Below are the records; collect from them each line containing the string "America".

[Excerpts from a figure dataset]
====================

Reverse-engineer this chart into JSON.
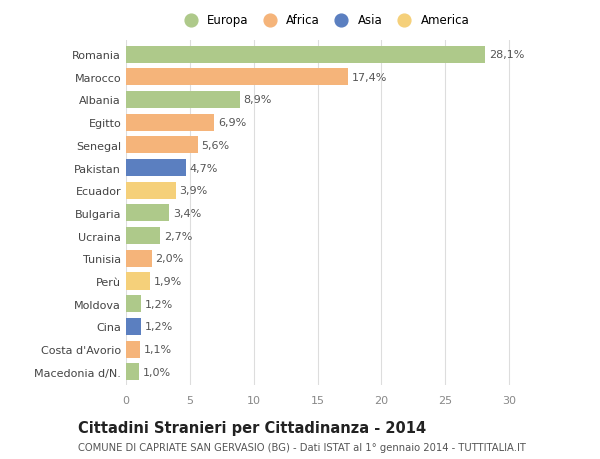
{
  "categories": [
    "Romania",
    "Marocco",
    "Albania",
    "Egitto",
    "Senegal",
    "Pakistan",
    "Ecuador",
    "Bulgaria",
    "Ucraina",
    "Tunisia",
    "Perù",
    "Moldova",
    "Cina",
    "Costa d'Avorio",
    "Macedonia d/N."
  ],
  "values": [
    28.1,
    17.4,
    8.9,
    6.9,
    5.6,
    4.7,
    3.9,
    3.4,
    2.7,
    2.0,
    1.9,
    1.2,
    1.2,
    1.1,
    1.0
  ],
  "labels": [
    "28,1%",
    "17,4%",
    "8,9%",
    "6,9%",
    "5,6%",
    "4,7%",
    "3,9%",
    "3,4%",
    "2,7%",
    "2,0%",
    "1,9%",
    "1,2%",
    "1,2%",
    "1,1%",
    "1,0%"
  ],
  "continents": [
    "Europa",
    "Africa",
    "Europa",
    "Africa",
    "Africa",
    "Asia",
    "America",
    "Europa",
    "Europa",
    "Africa",
    "America",
    "Europa",
    "Asia",
    "Africa",
    "Europa"
  ],
  "colors": {
    "Europa": "#aec98a",
    "Africa": "#f5b47a",
    "Asia": "#5b7fc0",
    "America": "#f5d07a"
  },
  "legend_order": [
    "Europa",
    "Africa",
    "Asia",
    "America"
  ],
  "title": "Cittadini Stranieri per Cittadinanza - 2014",
  "subtitle": "COMUNE DI CAPRIATE SAN GERVASIO (BG) - Dati ISTAT al 1° gennaio 2014 - TUTTITALIA.IT",
  "xlim": [
    0,
    31
  ],
  "xticks": [
    0,
    5,
    10,
    15,
    20,
    25,
    30
  ],
  "background_color": "#ffffff",
  "grid_color": "#dddddd",
  "bar_height": 0.75,
  "label_fontsize": 8.0,
  "tick_fontsize": 8.0,
  "title_fontsize": 10.5,
  "subtitle_fontsize": 7.2
}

====================

● **Answer to the task**
    "America",
    "America",
    "America": "#f5d07a"
    "America"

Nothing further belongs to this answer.